Records from a data source
● ● ● ● ●

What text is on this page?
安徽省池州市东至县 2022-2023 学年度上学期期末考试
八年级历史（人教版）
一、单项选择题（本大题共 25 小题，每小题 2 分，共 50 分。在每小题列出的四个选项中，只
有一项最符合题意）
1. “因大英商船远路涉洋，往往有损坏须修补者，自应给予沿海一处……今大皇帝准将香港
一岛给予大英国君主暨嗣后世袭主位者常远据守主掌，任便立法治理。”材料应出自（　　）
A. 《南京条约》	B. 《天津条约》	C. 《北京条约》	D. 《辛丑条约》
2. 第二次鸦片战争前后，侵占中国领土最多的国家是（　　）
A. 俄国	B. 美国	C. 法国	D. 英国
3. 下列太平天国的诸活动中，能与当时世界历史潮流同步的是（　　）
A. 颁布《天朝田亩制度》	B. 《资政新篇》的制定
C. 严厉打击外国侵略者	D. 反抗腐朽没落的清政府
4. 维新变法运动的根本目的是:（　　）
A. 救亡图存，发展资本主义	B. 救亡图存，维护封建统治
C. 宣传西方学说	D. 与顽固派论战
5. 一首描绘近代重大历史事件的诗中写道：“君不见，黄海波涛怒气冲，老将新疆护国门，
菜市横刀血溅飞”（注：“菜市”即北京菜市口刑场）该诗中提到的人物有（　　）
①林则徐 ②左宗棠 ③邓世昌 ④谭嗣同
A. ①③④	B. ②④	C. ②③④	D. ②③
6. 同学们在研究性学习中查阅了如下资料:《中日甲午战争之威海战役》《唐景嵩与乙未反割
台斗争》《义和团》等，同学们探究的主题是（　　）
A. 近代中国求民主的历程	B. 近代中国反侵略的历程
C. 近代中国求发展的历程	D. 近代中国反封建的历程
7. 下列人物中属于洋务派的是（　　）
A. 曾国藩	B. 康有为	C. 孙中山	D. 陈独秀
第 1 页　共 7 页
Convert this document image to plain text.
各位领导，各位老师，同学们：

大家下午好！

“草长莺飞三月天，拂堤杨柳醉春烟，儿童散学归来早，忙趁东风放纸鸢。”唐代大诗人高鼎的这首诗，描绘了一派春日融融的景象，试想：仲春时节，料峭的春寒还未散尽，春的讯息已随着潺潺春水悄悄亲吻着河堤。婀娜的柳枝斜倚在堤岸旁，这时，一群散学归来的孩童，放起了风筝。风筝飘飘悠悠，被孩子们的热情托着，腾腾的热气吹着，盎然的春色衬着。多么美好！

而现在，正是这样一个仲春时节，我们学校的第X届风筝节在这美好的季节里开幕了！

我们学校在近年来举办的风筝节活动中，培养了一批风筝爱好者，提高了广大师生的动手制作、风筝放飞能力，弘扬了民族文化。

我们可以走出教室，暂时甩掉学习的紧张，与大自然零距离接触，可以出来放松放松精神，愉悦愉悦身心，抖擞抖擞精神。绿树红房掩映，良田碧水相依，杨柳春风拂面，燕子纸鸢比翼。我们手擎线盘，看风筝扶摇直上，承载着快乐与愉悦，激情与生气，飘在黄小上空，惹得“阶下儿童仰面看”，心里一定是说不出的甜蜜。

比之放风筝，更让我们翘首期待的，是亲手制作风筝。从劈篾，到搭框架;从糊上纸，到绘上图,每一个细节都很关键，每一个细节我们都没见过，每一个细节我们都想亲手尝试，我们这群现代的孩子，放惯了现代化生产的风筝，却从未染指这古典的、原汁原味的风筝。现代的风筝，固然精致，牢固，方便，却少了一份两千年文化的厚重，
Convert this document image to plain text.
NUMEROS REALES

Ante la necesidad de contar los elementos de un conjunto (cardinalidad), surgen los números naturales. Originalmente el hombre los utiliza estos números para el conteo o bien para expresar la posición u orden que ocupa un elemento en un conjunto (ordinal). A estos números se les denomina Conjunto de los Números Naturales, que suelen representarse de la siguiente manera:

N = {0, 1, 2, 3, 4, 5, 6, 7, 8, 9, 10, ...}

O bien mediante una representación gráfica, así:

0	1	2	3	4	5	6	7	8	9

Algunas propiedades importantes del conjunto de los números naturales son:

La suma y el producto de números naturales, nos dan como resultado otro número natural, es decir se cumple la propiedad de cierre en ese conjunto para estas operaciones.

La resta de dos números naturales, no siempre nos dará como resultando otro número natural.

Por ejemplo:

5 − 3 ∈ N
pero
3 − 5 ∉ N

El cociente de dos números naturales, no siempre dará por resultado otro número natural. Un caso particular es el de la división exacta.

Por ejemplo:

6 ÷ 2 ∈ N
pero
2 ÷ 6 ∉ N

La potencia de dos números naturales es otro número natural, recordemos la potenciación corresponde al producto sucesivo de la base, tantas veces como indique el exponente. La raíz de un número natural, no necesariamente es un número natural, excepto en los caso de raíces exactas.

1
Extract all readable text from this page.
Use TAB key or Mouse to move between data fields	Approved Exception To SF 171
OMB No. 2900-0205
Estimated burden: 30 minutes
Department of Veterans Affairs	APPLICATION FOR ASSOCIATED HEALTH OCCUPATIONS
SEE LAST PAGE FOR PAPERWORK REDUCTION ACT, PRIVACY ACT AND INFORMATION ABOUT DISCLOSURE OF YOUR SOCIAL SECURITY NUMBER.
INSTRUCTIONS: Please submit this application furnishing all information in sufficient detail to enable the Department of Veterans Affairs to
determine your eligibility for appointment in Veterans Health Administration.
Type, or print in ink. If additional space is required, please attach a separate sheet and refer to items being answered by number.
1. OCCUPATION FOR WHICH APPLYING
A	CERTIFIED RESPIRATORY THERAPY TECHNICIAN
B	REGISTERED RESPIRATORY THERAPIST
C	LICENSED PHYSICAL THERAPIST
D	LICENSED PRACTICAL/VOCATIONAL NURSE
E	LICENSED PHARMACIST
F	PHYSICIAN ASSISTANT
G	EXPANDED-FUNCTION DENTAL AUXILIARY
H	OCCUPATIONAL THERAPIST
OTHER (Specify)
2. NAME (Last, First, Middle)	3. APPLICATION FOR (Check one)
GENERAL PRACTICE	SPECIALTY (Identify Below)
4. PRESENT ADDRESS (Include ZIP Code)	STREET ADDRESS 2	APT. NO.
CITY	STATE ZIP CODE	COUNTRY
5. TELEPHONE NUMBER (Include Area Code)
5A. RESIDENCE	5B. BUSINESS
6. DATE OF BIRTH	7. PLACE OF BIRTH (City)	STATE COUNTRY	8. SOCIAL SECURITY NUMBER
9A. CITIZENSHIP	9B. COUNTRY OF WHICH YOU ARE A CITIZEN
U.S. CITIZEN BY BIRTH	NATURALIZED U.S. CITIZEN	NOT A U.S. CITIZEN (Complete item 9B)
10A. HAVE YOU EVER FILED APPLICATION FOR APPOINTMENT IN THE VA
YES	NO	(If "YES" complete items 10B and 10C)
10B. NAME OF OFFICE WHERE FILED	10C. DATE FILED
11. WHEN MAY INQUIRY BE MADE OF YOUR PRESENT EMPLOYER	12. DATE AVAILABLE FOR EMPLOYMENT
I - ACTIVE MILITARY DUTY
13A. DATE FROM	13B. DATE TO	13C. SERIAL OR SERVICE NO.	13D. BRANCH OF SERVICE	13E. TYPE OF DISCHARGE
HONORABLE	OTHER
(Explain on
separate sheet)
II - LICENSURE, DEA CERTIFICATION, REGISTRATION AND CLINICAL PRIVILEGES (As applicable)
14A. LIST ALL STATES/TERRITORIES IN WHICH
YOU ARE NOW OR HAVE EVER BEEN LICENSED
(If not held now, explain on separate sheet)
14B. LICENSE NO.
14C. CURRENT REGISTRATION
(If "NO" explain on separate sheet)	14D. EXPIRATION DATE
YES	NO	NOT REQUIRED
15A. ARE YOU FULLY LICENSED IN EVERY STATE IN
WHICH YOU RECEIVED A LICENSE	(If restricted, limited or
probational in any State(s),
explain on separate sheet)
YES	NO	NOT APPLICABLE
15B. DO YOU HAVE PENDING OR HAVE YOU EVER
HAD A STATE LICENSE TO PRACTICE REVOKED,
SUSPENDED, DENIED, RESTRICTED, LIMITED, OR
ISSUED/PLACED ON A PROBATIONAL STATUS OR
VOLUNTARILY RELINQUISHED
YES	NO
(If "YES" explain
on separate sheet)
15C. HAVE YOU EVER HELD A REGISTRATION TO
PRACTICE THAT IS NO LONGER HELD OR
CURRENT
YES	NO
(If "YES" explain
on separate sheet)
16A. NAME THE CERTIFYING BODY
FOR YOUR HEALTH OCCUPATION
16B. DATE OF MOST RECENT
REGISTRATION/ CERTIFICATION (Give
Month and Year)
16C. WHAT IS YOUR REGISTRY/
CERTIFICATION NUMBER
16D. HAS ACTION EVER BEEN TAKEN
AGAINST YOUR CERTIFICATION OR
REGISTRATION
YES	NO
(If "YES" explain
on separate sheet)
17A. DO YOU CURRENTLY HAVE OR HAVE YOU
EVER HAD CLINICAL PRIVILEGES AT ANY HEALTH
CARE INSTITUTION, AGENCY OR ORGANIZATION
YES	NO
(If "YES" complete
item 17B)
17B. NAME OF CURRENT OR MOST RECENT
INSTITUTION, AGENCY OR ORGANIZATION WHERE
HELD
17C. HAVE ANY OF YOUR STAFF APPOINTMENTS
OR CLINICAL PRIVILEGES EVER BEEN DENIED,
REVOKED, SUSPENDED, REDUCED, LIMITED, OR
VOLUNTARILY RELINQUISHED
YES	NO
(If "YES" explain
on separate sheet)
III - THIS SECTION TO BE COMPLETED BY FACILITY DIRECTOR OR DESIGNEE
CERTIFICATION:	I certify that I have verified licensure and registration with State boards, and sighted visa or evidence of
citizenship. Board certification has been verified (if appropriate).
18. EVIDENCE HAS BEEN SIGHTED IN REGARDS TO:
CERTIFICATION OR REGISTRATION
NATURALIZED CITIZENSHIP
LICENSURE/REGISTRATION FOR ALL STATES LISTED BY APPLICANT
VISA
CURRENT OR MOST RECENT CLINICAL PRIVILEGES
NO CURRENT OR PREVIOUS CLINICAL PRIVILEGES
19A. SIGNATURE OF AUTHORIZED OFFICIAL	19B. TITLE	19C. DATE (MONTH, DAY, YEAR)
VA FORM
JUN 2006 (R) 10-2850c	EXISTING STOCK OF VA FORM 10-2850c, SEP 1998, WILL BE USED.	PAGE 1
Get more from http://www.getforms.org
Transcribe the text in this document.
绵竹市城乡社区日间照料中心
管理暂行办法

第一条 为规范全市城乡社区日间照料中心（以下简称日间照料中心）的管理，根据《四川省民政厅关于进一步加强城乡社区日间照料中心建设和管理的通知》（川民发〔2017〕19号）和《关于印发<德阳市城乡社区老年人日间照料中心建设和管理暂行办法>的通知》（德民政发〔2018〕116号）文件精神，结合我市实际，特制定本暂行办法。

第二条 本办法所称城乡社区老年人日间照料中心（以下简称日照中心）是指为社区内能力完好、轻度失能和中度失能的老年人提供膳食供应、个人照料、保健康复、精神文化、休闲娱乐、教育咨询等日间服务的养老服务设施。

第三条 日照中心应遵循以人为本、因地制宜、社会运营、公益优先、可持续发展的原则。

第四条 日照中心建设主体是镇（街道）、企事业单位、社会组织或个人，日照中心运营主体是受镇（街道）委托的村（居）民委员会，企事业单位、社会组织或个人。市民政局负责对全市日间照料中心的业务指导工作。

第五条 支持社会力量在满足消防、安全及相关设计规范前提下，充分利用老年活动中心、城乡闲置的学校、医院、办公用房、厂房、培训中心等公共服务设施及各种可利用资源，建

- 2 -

● ● ● ● ●

● Exercise objective
Find how many lines of the material carry the string "conjunto". Only the number should be in the answer.

● Answer to the exercise
3